= Set exercise =
Only a number is wanted: how many lines of the entries include the string "marker"?

>>>

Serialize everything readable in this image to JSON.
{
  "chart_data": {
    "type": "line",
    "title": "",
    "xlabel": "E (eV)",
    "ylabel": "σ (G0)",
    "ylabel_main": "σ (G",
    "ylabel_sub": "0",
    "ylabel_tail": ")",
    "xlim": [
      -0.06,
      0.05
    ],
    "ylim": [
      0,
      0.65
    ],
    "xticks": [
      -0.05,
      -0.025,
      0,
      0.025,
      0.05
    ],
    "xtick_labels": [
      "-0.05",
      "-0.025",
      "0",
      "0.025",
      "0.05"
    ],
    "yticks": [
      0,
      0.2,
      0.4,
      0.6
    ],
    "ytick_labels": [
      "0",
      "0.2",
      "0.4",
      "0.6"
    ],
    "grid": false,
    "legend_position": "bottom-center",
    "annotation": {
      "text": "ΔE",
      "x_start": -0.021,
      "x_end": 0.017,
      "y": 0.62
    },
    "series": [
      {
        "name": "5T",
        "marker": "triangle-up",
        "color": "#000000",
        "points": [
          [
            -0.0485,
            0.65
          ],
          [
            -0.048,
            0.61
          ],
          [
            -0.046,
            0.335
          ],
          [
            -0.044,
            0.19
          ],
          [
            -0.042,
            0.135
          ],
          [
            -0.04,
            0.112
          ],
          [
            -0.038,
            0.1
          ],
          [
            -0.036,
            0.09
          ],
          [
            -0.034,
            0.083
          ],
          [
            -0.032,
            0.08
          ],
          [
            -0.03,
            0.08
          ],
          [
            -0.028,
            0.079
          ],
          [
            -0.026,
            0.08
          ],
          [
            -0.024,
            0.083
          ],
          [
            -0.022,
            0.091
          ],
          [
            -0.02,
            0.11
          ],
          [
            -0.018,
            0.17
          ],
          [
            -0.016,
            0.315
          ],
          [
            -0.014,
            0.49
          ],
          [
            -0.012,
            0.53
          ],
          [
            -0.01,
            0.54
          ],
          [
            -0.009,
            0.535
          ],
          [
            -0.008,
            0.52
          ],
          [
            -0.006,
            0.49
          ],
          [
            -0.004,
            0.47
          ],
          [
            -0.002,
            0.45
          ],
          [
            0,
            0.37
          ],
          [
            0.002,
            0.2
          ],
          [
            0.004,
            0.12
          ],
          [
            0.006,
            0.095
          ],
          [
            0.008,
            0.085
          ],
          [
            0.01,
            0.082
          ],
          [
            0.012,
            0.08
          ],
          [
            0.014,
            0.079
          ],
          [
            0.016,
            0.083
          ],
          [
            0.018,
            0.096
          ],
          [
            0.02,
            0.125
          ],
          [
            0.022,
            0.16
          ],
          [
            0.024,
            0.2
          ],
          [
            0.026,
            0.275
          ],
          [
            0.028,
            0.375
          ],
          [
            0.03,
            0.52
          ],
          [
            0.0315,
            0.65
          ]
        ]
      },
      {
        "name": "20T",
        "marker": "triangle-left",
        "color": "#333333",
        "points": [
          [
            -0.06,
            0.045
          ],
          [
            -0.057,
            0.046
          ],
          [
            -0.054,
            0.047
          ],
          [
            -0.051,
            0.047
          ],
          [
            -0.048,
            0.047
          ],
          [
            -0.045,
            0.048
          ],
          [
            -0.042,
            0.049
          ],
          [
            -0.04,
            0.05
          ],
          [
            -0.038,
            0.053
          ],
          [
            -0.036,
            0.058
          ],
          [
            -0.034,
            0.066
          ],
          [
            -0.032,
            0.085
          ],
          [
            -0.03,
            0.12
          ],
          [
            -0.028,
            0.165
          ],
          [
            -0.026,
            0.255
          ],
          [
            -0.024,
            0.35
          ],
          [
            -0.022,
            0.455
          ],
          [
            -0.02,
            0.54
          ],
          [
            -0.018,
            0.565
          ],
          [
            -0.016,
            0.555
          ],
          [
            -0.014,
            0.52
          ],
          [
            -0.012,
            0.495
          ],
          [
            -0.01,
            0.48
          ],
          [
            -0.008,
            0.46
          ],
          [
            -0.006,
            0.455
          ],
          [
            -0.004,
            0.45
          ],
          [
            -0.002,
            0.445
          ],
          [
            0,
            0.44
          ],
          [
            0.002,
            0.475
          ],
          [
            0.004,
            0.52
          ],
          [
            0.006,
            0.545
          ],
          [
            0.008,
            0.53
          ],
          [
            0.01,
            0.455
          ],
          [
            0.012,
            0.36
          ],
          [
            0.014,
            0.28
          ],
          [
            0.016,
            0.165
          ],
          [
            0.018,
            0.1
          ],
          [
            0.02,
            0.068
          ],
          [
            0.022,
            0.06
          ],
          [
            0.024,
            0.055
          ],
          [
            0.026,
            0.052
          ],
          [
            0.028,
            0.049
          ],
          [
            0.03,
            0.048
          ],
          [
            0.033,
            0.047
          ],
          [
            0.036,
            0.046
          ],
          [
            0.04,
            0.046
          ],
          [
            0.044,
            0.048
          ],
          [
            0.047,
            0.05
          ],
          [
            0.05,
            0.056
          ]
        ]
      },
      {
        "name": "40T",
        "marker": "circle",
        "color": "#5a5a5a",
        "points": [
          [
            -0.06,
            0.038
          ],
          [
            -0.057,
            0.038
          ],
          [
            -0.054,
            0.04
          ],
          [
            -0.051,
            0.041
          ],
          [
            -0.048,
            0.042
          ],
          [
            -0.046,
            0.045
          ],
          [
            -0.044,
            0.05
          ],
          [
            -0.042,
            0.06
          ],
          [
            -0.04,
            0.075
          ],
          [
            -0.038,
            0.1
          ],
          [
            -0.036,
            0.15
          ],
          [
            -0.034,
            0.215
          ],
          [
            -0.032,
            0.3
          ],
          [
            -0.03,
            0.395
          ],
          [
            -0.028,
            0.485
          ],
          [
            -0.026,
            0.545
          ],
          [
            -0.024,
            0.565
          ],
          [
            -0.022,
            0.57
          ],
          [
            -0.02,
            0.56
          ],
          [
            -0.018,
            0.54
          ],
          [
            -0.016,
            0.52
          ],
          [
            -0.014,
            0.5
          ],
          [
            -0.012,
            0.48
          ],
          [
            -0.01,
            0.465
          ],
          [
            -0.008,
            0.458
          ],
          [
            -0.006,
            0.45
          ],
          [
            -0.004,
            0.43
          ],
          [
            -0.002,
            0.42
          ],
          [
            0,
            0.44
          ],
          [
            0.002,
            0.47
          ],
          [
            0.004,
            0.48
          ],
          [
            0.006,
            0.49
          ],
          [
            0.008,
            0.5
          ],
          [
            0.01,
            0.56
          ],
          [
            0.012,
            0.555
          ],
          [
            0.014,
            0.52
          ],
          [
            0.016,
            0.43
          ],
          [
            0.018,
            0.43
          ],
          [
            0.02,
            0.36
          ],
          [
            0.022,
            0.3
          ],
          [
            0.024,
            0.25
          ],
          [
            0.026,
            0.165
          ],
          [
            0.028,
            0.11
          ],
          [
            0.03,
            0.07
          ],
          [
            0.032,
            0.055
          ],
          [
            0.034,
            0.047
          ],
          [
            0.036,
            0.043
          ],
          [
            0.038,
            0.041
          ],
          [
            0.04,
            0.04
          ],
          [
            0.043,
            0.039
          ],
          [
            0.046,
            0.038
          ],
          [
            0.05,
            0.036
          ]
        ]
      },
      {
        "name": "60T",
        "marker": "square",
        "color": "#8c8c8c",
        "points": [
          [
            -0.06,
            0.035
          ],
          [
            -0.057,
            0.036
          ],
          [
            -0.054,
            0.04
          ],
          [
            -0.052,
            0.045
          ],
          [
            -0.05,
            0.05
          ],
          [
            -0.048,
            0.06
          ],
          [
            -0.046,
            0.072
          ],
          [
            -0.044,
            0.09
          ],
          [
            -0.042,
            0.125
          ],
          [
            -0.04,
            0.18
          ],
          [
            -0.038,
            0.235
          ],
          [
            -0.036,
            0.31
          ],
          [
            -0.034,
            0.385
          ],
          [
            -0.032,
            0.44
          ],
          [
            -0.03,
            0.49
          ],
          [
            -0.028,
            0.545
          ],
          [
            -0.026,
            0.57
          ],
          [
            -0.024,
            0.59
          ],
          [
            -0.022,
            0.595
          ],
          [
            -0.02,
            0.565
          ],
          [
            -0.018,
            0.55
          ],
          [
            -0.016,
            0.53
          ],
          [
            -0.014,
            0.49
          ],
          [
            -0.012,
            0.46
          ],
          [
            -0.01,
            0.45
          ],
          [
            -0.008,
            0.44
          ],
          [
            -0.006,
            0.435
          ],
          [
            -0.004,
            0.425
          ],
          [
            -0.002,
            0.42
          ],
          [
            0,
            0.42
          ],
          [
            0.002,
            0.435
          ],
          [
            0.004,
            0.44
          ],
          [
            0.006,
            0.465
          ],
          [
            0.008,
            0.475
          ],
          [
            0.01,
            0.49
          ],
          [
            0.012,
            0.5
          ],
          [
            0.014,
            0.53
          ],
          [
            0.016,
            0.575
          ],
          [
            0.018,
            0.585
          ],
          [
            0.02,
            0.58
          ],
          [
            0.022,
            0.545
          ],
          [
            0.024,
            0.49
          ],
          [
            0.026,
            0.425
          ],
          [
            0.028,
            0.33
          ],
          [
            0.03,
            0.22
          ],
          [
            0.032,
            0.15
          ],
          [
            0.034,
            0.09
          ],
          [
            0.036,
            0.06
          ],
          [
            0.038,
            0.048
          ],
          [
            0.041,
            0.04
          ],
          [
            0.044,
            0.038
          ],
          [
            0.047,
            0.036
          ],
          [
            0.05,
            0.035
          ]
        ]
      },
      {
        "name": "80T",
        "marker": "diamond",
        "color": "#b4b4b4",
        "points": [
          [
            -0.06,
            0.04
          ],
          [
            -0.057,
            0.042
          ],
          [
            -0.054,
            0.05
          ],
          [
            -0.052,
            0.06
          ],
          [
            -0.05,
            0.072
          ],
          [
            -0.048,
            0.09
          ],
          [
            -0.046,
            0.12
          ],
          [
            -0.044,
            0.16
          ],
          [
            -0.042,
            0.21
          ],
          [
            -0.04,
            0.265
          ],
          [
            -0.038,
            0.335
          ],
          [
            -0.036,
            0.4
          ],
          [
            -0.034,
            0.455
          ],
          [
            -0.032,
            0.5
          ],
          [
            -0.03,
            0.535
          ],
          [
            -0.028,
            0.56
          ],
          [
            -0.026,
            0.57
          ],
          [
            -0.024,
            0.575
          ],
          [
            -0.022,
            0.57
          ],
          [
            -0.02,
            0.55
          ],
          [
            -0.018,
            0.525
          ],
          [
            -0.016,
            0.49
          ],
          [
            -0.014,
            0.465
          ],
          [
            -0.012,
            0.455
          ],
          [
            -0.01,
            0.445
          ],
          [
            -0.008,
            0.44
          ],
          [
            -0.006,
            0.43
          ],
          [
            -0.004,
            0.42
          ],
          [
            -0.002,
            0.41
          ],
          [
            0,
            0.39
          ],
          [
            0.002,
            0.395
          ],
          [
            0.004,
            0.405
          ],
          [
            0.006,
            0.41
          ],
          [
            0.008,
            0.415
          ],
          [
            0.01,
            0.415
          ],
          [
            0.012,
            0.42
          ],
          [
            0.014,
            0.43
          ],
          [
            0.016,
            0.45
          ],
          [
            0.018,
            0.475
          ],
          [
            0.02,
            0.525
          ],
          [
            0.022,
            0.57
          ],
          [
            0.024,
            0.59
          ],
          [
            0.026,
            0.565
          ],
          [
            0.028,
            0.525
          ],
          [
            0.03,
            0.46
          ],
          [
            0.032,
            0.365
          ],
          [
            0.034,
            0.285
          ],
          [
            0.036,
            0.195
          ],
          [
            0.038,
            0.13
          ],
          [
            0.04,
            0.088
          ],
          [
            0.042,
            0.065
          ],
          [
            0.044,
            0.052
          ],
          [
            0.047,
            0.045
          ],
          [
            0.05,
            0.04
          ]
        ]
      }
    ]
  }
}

<<<

= Answer to the problem =
5